## Exercise description
In the records below, find the line holding "Decode this image"; copy it and every line after it to the end, omitting all images.

— Start Data for this task —

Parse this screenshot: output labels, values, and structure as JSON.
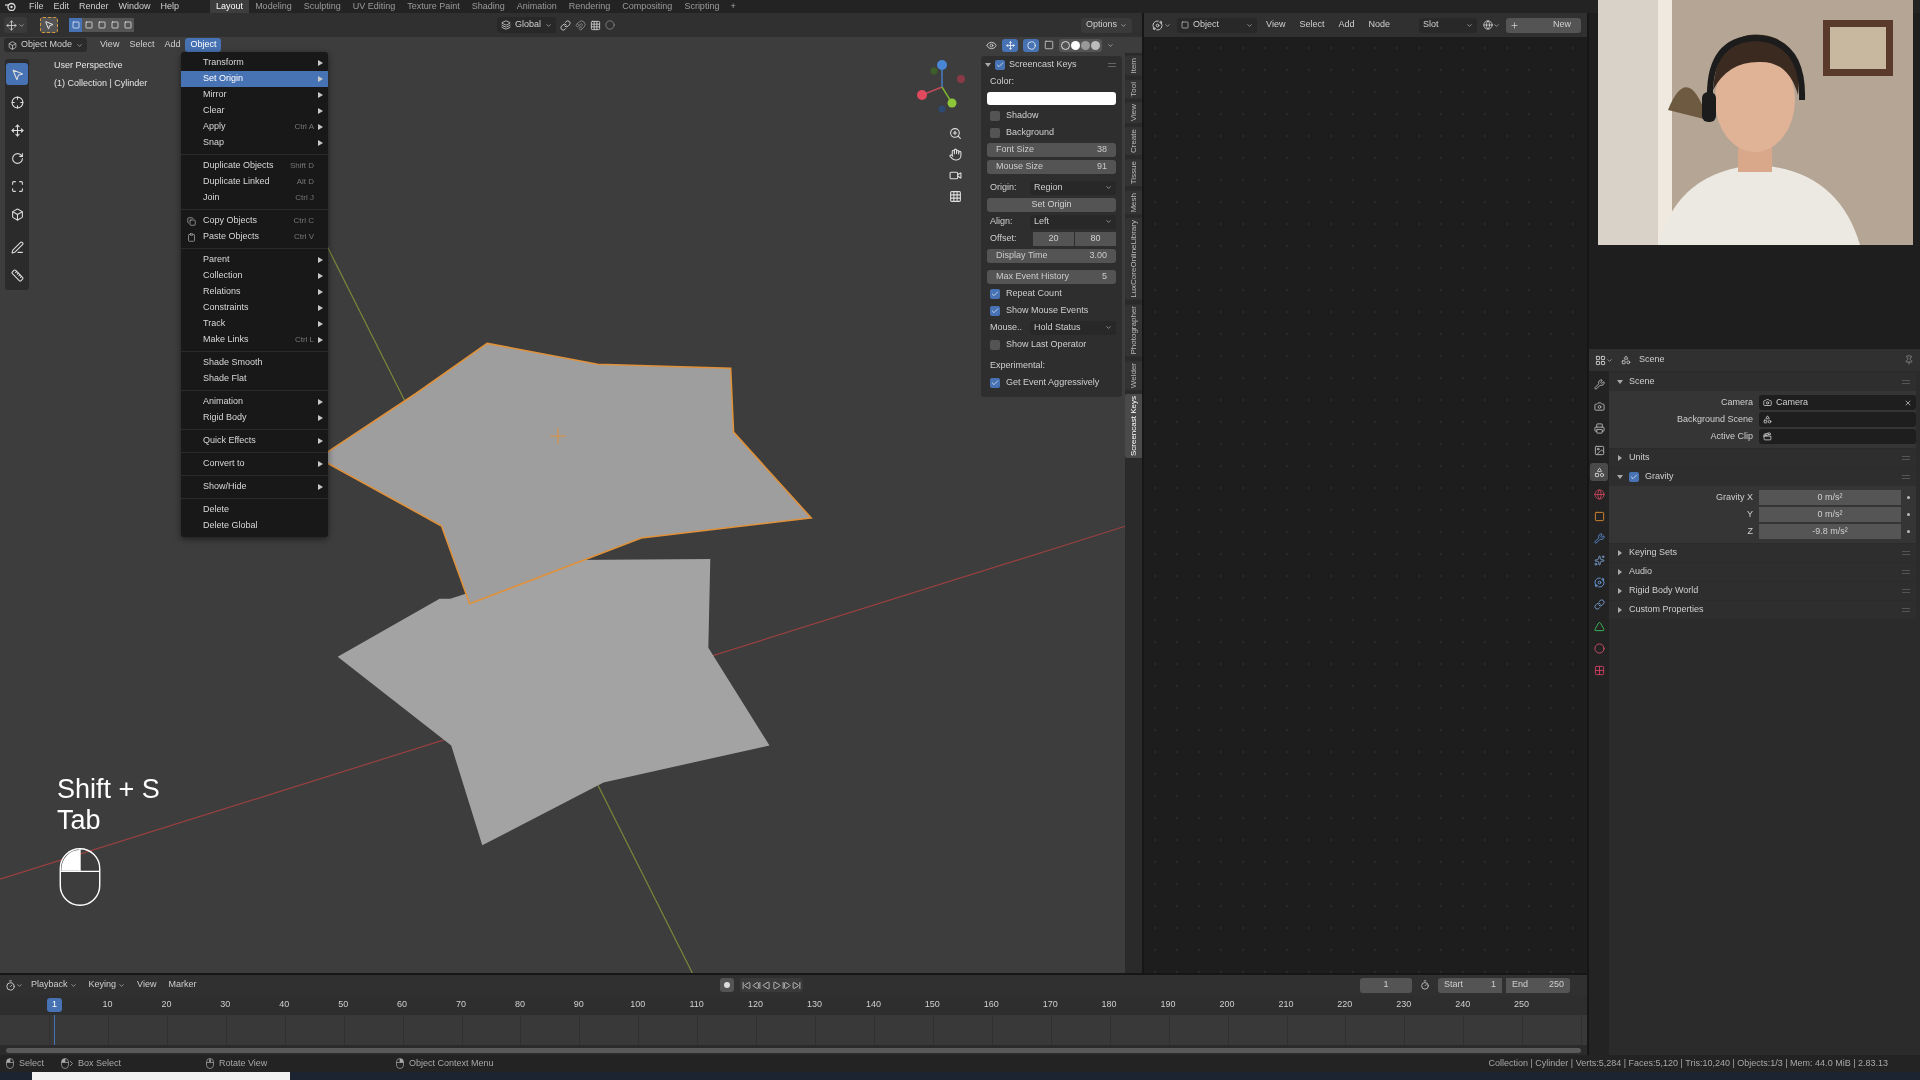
{
  "top_menu": [
    "File",
    "Edit",
    "Render",
    "Window",
    "Help"
  ],
  "workspaces": [
    {
      "label": "Layout",
      "selected": true
    },
    {
      "label": "Modeling",
      "selected": false
    },
    {
      "label": "Sculpting",
      "selected": false
    },
    {
      "label": "UV Editing",
      "selected": false
    },
    {
      "label": "Texture Paint",
      "selected": false
    },
    {
      "label": "Shading",
      "selected": false
    },
    {
      "label": "Animation",
      "selected": false
    },
    {
      "label": "Rendering",
      "selected": false
    },
    {
      "label": "Compositing",
      "selected": false
    },
    {
      "label": "Scripting",
      "selected": false
    }
  ],
  "add_workspace": "+",
  "tool_header": {
    "select_modes": [
      {
        "selected": true
      },
      {
        "selected": false
      },
      {
        "selected": false
      },
      {
        "selected": false
      },
      {
        "selected": false
      }
    ],
    "orientation": "Global",
    "options": "Options"
  },
  "viewport_header": {
    "mode": "Object Mode",
    "menus": [
      {
        "label": "View",
        "selected": false
      },
      {
        "label": "Select",
        "selected": false
      },
      {
        "label": "Add",
        "selected": false
      },
      {
        "label": "Object",
        "selected": true
      }
    ]
  },
  "viewport_info": [
    "User Perspective",
    "(1) Collection | Cylinder"
  ],
  "toolbar": [
    {
      "kind": "select",
      "selected": true
    },
    {
      "kind": "cursor",
      "selected": false
    },
    {
      "kind": "move",
      "selected": false
    },
    {
      "kind": "rotate",
      "selected": false
    },
    {
      "kind": "scale",
      "selected": false
    },
    {
      "kind": "transform",
      "selected": false
    },
    {
      "kind": "annotate",
      "selected": false
    },
    {
      "kind": "measure",
      "selected": false
    }
  ],
  "object_menu": {
    "groups": [
      [
        {
          "label": "Transform",
          "submenu": true,
          "selected": false
        },
        {
          "label": "Set Origin",
          "submenu": true,
          "selected": true
        },
        {
          "label": "Mirror",
          "submenu": true,
          "selected": false
        },
        {
          "label": "Clear",
          "submenu": true,
          "selected": false
        },
        {
          "label": "Apply",
          "shortcut": "Ctrl A",
          "submenu": true,
          "selected": false
        },
        {
          "label": "Snap",
          "submenu": true,
          "selected": false
        }
      ],
      [
        {
          "label": "Duplicate Objects",
          "shortcut": "Shift D",
          "submenu": false,
          "selected": false
        },
        {
          "label": "Duplicate Linked",
          "shortcut": "Alt D",
          "submenu": false,
          "selected": false
        },
        {
          "label": "Join",
          "shortcut": "Ctrl J",
          "submenu": false,
          "selected": false
        }
      ],
      [
        {
          "kind": "copy",
          "label": "Copy Objects",
          "shortcut": "Ctrl C",
          "submenu": false,
          "selected": false
        },
        {
          "kind": "paste",
          "label": "Paste Objects",
          "shortcut": "Ctrl V",
          "submenu": false,
          "selected": false
        }
      ],
      [
        {
          "label": "Parent",
          "submenu": true,
          "selected": false
        },
        {
          "label": "Collection",
          "submenu": true,
          "selected": false
        },
        {
          "label": "Relations",
          "submenu": true,
          "selected": false
        },
        {
          "label": "Constraints",
          "submenu": true,
          "selected": false
        },
        {
          "label": "Track",
          "submenu": true,
          "selected": false
        },
        {
          "label": "Make Links",
          "shortcut": "Ctrl L",
          "submenu": true,
          "selected": false
        }
      ],
      [
        {
          "label": "Shade Smooth",
          "submenu": false,
          "selected": false
        },
        {
          "label": "Shade Flat",
          "submenu": false,
          "selected": false
        }
      ],
      [
        {
          "label": "Animation",
          "submenu": true,
          "selected": false
        },
        {
          "label": "Rigid Body",
          "submenu": true,
          "selected": false
        }
      ],
      [
        {
          "label": "Quick Effects",
          "submenu": true,
          "selected": false
        }
      ],
      [
        {
          "label": "Convert to",
          "submenu": true,
          "selected": false
        }
      ],
      [
        {
          "label": "Show/Hide",
          "submenu": true,
          "selected": false
        }
      ],
      [
        {
          "label": "Delete",
          "submenu": false,
          "selected": false
        },
        {
          "label": "Delete Global",
          "submenu": false,
          "selected": false
        }
      ]
    ]
  },
  "screencast_keys": {
    "pressed": [
      "Shift + S",
      "Tab"
    ]
  },
  "n_panel": {
    "title": "Screencast Keys",
    "enabled": true,
    "groups": [
      [
        {
          "kind": "label",
          "label": "Color:"
        },
        {
          "kind": "color",
          "color": "#ffffff"
        },
        {
          "kind": "check",
          "label": "Shadow",
          "checked": false
        },
        {
          "kind": "check",
          "label": "Background",
          "checked": false
        },
        {
          "kind": "slider",
          "label": "Font Size",
          "value": "38"
        },
        {
          "kind": "slider",
          "label": "Mouse Size",
          "value": "91"
        }
      ],
      [
        {
          "kind": "dropdown",
          "label": "Origin:",
          "value": "Region"
        },
        {
          "kind": "button",
          "label": "Set Origin"
        },
        {
          "kind": "dropdown",
          "label": "Align:",
          "value": "Left"
        },
        {
          "kind": "pair",
          "label": "Offset:",
          "values": [
            "20",
            "80"
          ]
        },
        {
          "kind": "slider",
          "label": "Display Time",
          "value": "3.00"
        }
      ],
      [
        {
          "kind": "slider",
          "label": "Max Event History",
          "value": "5"
        },
        {
          "kind": "check",
          "label": "Repeat Count",
          "checked": true
        },
        {
          "kind": "check",
          "label": "Show Mouse Events",
          "checked": true
        },
        {
          "kind": "dropdown",
          "label": "Mouse..",
          "value": "Hold Status"
        },
        {
          "kind": "check",
          "label": "Show Last Operator",
          "checked": false
        }
      ],
      [
        {
          "kind": "label",
          "label": "Experimental:"
        },
        {
          "kind": "check",
          "label": "Get Event Aggressively",
          "checked": true
        }
      ]
    ],
    "tabs": [
      {
        "label": "Item",
        "selected": false
      },
      {
        "label": "Tool",
        "selected": false
      },
      {
        "label": "View",
        "selected": false
      },
      {
        "label": "Create",
        "selected": false
      },
      {
        "label": "Tissue",
        "selected": false
      },
      {
        "label": "Mesh",
        "selected": false
      },
      {
        "label": "LuxCoreOnlineLibrary",
        "selected": false
      },
      {
        "label": "Photographer",
        "selected": false
      },
      {
        "label": "Welder",
        "selected": false
      },
      {
        "label": "Screencast Keys",
        "selected": true
      }
    ]
  },
  "shader_header": {
    "context": "Object",
    "menus": [
      "View",
      "Select",
      "Add",
      "Node"
    ],
    "slot": "Slot",
    "new_button": "New"
  },
  "webcam": {
    "kind": "picture"
  },
  "properties": {
    "context": "Scene",
    "tabs": [
      {
        "kind": "tool",
        "selected": false
      },
      {
        "kind": "render",
        "selected": false
      },
      {
        "kind": "output",
        "selected": false
      },
      {
        "kind": "view_layer",
        "selected": false
      },
      {
        "kind": "scene",
        "selected": true
      },
      {
        "kind": "world",
        "selected": false
      },
      {
        "kind": "object",
        "selected": false
      },
      {
        "kind": "modifier",
        "selected": false
      },
      {
        "kind": "particles",
        "selected": false
      },
      {
        "kind": "physics",
        "selected": false
      },
      {
        "kind": "constraints",
        "selected": false
      },
      {
        "kind": "data",
        "selected": false
      },
      {
        "kind": "material",
        "selected": false
      },
      {
        "kind": "texture",
        "selected": false
      }
    ],
    "sections": [
      {
        "label": "Scene",
        "expanded": true,
        "fields": [
          {
            "label": "Camera",
            "kind": "camera",
            "value": "Camera",
            "clearable": true
          },
          {
            "label": "Background Scene",
            "kind": "scene",
            "clearable": false
          },
          {
            "label": "Active Clip",
            "kind": "clip",
            "clearable": false
          }
        ]
      },
      {
        "label": "Units",
        "expanded": false
      },
      {
        "label": "Gravity",
        "expanded": true,
        "checked": true,
        "fields": [
          {
            "label": "Gravity X",
            "kind": "number",
            "value": "0 m/s²"
          },
          {
            "label": "Y",
            "kind": "number",
            "value": "0 m/s²"
          },
          {
            "label": "Z",
            "kind": "number",
            "value": "-9.8 m/s²"
          }
        ]
      },
      {
        "label": "Keying Sets",
        "expanded": false
      },
      {
        "label": "Audio",
        "expanded": false
      },
      {
        "label": "Rigid Body World",
        "expanded": false
      },
      {
        "label": "Custom Properties",
        "expanded": false
      }
    ]
  },
  "timeline": {
    "menus": [
      {
        "label": "Playback",
        "dropdown": true
      },
      {
        "label": "Keying",
        "dropdown": true
      },
      {
        "label": "View",
        "dropdown": false
      },
      {
        "label": "Marker",
        "dropdown": false
      }
    ],
    "current_frame": "1",
    "start_label": "Start",
    "start": "1",
    "end_label": "End",
    "end": "250",
    "playhead": "1",
    "ticks": [
      "10",
      "20",
      "30",
      "40",
      "50",
      "60",
      "70",
      "80",
      "90",
      "100",
      "110",
      "120",
      "130",
      "140",
      "150",
      "160",
      "170",
      "180",
      "190",
      "200",
      "210",
      "220",
      "230",
      "240",
      "250"
    ]
  },
  "status_bar": {
    "hints": [
      {
        "label": "Select",
        "kind": "left"
      },
      {
        "label": "Box Select",
        "kind": "drag"
      },
      {
        "label": "Rotate View",
        "kind": "middle"
      },
      {
        "label": "Object Context Menu",
        "kind": "right"
      }
    ],
    "stats": "Collection | Cylinder | Verts:5,284 | Faces:5,120 | Tris:10,240 | Objects:1/3 | Mem: 44.0 MiB | 2.83.13"
  }
}
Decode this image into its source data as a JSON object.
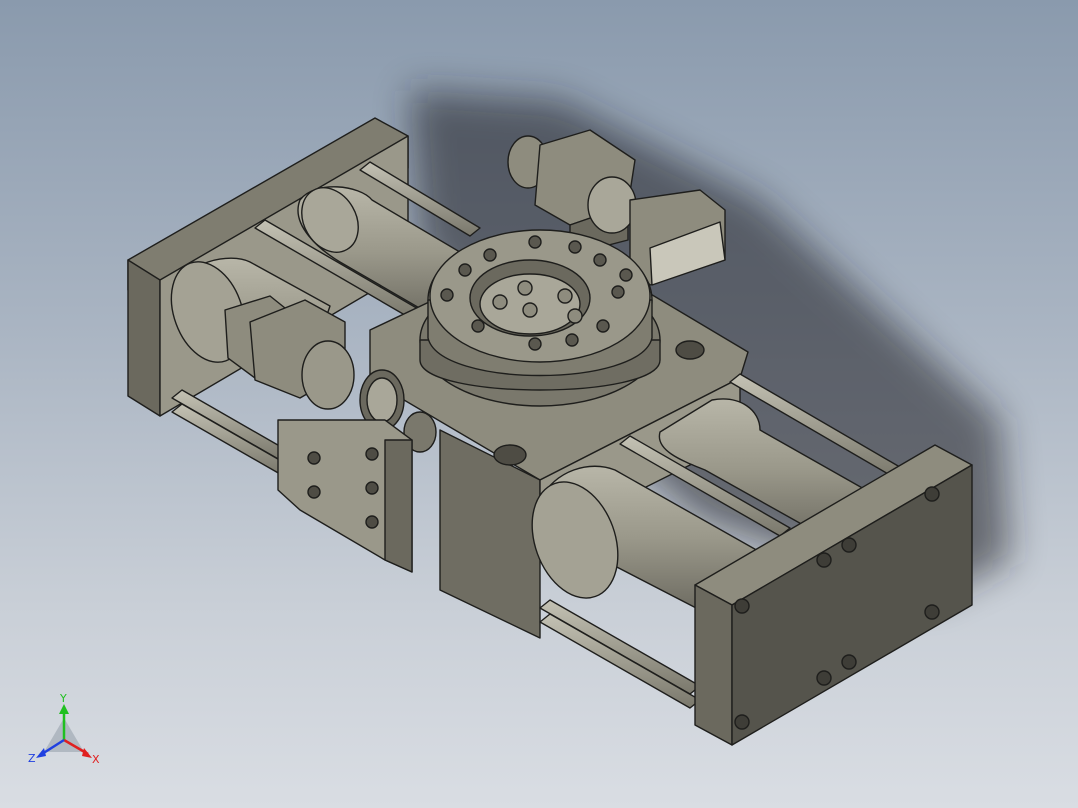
{
  "viewport": {
    "background_top": "#8a9aad",
    "background_bottom": "#d9dde3",
    "model_color": "#8e8c7e",
    "edge_color": "#1e1e1c"
  },
  "triad": {
    "x_label": "X",
    "y_label": "Y",
    "z_label": "Z",
    "x_color": "#e02020",
    "y_color": "#20c020",
    "z_color": "#2040e0"
  }
}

— End Data for this task —

## Answer below
Decode this image into its source data as a JSON object.
{
  "viewport": {
    "background_top": "#8a9aad",
    "background_bottom": "#d9dde3",
    "model_color": "#8e8c7e",
    "edge_color": "#1e1e1c"
  },
  "triad": {
    "x_label": "X",
    "y_label": "Y",
    "z_label": "Z",
    "x_color": "#e02020",
    "y_color": "#20c020",
    "z_color": "#2040e0"
  }
}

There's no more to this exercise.